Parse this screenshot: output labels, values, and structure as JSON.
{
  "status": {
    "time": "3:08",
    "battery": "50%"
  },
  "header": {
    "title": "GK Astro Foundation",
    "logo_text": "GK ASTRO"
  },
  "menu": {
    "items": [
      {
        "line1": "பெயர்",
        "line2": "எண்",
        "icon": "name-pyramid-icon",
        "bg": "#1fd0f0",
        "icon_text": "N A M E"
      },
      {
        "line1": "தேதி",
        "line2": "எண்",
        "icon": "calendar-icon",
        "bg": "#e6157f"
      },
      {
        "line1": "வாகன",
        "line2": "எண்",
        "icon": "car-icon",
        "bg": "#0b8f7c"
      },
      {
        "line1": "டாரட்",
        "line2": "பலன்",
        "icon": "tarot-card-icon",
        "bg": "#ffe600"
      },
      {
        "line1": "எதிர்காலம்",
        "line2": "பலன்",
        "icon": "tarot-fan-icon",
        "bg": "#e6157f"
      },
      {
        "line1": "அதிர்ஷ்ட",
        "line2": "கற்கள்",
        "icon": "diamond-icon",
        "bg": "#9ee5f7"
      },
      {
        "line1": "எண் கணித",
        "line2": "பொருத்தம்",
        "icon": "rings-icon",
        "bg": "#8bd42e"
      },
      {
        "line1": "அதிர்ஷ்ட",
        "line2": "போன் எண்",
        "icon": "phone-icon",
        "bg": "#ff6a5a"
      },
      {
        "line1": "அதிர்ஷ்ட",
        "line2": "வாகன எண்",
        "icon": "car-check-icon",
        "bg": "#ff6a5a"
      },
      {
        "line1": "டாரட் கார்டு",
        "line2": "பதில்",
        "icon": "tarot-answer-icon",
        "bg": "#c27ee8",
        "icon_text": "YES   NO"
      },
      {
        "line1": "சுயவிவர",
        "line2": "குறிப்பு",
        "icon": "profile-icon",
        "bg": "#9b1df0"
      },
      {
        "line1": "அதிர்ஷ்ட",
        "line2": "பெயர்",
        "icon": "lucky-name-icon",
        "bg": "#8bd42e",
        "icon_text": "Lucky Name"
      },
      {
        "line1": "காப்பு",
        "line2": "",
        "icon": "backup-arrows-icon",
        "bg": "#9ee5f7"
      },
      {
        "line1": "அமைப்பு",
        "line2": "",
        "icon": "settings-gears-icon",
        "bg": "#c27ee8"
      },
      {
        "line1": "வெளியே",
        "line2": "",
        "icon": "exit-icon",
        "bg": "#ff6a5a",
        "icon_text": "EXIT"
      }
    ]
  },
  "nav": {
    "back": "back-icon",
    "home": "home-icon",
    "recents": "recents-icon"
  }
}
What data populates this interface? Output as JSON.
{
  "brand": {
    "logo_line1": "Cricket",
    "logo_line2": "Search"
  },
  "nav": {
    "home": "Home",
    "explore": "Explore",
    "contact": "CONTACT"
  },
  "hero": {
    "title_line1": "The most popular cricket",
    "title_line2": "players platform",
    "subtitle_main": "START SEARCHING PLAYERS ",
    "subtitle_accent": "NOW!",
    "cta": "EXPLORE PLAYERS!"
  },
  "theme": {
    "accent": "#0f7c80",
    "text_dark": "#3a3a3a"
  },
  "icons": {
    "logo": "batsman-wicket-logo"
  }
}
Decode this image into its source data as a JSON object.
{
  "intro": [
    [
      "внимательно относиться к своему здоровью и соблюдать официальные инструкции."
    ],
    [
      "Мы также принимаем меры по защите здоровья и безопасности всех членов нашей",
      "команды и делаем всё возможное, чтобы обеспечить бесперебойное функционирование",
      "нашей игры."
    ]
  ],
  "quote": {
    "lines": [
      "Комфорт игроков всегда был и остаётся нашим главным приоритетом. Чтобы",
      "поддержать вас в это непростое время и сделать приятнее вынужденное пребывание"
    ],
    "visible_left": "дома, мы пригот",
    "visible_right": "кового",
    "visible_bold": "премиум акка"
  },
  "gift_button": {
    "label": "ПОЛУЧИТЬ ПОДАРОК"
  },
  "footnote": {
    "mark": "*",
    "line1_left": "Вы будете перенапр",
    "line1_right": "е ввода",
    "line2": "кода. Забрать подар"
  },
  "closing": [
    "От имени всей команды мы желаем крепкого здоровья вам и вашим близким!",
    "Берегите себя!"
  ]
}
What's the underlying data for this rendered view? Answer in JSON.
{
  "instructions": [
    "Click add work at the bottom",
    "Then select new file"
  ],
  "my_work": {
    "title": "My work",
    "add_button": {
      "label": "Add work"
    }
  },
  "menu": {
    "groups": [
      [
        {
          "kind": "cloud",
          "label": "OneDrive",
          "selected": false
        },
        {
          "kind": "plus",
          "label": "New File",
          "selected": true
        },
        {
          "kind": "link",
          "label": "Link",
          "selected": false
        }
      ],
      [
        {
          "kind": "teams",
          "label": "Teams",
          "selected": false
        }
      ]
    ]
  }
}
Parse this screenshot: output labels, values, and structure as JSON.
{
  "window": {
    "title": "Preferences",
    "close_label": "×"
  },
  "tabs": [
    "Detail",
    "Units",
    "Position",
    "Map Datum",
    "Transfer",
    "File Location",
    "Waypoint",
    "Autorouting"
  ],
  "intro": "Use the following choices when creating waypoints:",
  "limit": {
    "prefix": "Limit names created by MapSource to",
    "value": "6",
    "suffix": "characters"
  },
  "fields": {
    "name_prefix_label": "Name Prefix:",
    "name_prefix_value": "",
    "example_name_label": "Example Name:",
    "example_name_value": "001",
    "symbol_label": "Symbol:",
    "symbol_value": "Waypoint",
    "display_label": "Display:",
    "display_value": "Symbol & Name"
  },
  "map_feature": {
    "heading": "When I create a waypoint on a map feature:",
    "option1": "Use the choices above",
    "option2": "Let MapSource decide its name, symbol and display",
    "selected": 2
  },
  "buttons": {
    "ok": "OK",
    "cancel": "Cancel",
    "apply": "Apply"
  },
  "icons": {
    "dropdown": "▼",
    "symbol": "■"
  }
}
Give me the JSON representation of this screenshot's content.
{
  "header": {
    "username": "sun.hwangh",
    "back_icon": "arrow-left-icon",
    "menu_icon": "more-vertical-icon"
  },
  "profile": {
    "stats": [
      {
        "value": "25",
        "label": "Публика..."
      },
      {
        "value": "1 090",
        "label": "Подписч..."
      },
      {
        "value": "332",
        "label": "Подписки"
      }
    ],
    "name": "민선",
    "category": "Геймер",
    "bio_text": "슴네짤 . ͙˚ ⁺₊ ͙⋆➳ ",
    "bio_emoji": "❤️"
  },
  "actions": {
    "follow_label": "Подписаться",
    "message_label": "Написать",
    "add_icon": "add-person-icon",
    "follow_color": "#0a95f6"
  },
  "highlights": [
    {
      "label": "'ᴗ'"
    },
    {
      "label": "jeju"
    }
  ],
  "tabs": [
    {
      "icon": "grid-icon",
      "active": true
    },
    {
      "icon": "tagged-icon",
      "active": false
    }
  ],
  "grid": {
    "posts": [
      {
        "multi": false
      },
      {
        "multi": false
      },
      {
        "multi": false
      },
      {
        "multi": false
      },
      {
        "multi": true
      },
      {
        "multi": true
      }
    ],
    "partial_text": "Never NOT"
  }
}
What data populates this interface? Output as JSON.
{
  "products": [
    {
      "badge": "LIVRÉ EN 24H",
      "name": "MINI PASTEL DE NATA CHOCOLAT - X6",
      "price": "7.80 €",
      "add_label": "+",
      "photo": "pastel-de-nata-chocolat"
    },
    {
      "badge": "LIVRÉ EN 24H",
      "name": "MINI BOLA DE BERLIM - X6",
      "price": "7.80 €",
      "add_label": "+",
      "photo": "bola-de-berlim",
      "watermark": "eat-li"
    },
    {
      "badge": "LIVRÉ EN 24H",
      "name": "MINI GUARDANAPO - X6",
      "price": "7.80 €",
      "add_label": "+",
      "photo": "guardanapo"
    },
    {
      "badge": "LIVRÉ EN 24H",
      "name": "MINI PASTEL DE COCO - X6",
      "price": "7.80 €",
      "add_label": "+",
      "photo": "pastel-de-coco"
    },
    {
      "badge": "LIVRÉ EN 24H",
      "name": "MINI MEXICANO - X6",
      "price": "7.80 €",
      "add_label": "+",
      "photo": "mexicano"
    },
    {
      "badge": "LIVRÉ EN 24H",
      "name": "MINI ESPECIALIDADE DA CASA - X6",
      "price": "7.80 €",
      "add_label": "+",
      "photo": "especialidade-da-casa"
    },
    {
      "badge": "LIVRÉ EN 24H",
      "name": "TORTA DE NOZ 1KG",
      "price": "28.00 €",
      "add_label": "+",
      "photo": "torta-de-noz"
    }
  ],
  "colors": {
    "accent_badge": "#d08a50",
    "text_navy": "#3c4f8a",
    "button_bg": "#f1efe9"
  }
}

════

WHAT THE EXERCISE ASKS.
Reproduce each line from the records that contains the word "MapSource".

ANSWER TO THIS EXERCISE.
    "prefix": "Limit names created by MapSource to",
    "option2": "Let MapSource decide its name, symbol and display",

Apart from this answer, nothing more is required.